• **Given exercise**
Every line that includes the word "title" is to be listed.

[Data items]

┄┄┄┄┄┄┄┄┄┄┄┄┄┄┄┄┄┄┄┄

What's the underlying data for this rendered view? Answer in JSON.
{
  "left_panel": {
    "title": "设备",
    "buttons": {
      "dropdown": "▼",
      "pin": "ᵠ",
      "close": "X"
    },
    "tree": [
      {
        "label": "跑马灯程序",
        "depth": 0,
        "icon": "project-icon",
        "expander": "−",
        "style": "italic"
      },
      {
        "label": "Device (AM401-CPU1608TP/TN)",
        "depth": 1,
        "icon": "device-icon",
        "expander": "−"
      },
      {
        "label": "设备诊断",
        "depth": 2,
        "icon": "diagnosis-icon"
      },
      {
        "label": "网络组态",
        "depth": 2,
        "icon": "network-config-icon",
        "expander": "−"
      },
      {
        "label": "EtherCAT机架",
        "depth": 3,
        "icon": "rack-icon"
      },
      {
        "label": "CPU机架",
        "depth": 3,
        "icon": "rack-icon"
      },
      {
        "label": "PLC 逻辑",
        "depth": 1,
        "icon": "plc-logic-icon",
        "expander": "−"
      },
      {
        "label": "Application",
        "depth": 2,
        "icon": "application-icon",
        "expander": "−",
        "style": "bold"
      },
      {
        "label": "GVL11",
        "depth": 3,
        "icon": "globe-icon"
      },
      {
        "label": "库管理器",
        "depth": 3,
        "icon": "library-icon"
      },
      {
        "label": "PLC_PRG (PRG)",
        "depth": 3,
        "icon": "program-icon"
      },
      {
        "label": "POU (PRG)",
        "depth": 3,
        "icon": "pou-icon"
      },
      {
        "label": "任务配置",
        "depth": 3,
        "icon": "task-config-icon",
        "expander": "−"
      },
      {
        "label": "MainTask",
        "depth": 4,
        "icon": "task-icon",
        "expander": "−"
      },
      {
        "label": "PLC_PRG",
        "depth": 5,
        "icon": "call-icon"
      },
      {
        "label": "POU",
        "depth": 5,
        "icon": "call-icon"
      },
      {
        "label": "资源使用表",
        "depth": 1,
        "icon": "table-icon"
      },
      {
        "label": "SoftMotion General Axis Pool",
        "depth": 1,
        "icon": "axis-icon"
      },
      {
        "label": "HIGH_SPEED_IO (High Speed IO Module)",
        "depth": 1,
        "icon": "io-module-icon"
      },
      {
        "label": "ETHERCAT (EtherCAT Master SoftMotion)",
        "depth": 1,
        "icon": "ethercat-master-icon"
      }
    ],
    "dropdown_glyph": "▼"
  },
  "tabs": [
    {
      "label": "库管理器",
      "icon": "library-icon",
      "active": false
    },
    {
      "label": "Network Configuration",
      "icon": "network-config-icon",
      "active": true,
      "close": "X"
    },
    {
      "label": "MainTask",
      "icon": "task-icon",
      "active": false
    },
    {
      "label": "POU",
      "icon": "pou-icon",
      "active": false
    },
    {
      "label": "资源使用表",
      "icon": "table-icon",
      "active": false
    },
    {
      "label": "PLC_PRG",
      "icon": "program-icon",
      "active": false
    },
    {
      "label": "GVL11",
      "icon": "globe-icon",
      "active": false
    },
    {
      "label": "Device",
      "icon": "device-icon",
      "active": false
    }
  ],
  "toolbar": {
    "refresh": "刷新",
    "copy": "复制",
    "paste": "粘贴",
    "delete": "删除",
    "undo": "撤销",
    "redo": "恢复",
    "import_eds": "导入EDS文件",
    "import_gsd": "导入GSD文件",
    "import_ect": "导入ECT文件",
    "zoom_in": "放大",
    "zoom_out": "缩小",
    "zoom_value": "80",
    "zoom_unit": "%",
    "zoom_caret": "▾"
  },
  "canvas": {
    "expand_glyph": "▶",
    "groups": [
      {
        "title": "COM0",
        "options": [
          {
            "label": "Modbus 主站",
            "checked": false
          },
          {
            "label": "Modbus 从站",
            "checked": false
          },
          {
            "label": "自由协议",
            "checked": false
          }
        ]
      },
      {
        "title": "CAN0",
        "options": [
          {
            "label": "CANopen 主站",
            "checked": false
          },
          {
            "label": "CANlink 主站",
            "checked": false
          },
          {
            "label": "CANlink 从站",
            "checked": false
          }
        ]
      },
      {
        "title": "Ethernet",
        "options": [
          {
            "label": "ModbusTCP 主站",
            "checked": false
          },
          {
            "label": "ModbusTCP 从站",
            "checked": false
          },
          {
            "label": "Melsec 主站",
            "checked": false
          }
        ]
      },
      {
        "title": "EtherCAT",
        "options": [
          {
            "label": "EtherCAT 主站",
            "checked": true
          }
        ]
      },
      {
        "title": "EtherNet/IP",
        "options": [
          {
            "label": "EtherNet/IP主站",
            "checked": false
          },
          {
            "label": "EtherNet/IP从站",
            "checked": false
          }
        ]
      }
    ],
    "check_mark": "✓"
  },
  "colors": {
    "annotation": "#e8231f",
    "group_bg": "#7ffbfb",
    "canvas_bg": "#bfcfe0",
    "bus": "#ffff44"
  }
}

┄┄┄┄┄┄┄┄┄┄┄┄┄┄┄┄┄┄┄┄

• **Result of this task**
    "title": "设备",
        "title": "COM0",
        "title": "CAN0",
        "title": "Ethernet",
        "title": "EtherCAT",
        "title": "EtherNet/IP",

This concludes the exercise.